### Problem requirements
Copy each line of the entries beneath that contains the word "Specialized".

# Start of Data rows

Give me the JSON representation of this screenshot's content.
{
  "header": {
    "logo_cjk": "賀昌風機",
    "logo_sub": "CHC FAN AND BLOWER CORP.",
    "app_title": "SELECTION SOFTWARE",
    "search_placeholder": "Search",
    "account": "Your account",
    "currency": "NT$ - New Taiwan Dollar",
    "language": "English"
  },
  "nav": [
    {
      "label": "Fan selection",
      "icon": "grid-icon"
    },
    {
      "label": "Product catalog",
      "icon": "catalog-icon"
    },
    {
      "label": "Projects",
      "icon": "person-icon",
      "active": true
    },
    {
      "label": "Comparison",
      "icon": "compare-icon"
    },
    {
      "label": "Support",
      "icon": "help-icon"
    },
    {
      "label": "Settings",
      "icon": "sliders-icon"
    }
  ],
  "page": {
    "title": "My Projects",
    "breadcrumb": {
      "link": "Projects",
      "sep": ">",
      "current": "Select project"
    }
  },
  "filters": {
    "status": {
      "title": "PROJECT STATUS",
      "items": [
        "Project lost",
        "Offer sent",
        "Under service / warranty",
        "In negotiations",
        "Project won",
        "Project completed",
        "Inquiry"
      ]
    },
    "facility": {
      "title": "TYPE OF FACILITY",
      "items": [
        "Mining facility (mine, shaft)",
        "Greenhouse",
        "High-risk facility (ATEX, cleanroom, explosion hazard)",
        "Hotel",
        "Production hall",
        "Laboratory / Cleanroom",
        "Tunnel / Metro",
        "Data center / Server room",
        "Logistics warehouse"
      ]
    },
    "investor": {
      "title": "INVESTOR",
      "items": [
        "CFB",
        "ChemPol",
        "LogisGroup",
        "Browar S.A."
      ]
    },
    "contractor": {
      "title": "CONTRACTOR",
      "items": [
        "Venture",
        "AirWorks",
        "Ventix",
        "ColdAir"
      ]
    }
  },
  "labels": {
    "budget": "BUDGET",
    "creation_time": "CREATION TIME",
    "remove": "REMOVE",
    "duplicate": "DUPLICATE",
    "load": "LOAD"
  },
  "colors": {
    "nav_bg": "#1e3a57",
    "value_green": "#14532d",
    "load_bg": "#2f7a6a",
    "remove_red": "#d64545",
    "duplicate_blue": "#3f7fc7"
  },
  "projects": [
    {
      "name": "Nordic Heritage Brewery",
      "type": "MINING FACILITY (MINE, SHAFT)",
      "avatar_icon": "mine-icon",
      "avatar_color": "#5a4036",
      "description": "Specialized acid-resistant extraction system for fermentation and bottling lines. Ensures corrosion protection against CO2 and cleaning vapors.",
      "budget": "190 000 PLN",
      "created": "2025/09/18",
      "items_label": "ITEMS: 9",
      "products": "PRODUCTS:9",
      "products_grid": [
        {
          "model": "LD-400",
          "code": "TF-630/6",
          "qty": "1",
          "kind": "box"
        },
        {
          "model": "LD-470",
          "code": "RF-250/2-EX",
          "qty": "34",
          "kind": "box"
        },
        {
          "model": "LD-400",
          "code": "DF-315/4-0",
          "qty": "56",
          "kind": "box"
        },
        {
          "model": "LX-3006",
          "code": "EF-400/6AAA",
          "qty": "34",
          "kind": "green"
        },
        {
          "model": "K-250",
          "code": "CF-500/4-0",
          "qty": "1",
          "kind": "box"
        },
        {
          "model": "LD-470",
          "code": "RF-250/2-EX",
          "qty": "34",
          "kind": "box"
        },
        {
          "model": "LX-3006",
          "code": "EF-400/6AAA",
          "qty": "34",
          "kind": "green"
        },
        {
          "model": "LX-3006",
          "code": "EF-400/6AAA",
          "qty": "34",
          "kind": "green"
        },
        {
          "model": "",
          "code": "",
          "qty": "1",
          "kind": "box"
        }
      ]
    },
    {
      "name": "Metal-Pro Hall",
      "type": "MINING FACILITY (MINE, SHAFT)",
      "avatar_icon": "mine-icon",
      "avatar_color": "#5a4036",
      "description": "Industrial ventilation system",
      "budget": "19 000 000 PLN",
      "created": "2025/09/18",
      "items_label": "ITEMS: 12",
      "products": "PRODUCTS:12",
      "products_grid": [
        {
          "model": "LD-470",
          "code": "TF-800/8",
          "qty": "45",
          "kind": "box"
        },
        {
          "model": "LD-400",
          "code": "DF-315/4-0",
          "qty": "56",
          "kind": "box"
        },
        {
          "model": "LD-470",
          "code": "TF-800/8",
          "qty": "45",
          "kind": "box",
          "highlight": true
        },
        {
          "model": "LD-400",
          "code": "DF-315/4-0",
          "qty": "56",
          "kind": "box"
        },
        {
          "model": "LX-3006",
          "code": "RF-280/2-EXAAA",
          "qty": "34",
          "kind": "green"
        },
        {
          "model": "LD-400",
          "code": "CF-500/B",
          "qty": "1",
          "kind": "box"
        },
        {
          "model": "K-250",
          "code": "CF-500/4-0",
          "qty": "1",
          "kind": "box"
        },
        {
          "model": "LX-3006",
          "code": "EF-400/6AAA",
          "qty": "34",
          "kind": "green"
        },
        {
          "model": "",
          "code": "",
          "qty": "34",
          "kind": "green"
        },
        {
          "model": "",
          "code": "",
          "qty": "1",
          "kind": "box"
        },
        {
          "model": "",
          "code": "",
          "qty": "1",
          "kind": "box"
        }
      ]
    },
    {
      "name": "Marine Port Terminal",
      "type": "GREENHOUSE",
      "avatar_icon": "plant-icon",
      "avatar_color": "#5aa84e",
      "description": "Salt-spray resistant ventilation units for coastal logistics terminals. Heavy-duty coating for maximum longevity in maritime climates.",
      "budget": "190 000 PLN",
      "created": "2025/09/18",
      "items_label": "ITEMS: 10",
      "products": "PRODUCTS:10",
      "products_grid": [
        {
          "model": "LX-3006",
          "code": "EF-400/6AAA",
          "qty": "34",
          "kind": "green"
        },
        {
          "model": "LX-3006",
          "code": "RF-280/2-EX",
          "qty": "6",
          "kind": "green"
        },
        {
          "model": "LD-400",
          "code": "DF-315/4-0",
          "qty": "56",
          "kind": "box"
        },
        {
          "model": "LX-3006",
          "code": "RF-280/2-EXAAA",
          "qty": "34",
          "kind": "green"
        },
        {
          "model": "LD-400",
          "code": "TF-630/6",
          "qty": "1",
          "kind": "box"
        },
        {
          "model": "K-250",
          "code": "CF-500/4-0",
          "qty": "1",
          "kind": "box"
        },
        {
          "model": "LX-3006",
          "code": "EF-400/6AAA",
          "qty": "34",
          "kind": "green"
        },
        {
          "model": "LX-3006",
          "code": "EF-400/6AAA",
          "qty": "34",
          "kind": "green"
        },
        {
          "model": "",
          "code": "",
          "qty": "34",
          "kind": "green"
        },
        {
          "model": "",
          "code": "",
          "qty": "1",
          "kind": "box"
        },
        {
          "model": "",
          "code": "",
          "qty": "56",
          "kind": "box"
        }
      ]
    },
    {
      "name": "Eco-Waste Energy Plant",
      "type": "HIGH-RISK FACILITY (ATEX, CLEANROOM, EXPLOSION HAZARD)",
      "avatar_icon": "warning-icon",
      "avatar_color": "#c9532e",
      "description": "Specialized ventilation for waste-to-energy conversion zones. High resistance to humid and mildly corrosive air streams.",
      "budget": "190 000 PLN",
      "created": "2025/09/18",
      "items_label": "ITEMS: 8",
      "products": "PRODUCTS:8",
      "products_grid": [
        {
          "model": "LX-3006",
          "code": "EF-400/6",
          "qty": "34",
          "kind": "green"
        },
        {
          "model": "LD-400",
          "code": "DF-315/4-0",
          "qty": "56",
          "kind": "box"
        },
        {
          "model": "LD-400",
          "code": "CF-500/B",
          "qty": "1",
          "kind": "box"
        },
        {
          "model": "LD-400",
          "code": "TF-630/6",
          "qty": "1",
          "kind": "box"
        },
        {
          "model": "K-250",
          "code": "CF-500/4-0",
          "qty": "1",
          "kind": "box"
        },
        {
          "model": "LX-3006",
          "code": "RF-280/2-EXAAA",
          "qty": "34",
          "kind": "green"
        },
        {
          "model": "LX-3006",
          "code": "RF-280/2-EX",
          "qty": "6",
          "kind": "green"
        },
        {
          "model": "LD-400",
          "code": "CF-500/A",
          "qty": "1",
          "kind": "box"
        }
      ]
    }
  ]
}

# End of Data rows

### Reply
      "description": "Specialized acid-resistant extraction system for fermentation and bottling lines. Ensures corrosion protection against CO2 and cleaning vapors.",
      "description": "Specialized ventilation for waste-to-energy conversion zones. High resistance to humid and mildly corrosive air streams.",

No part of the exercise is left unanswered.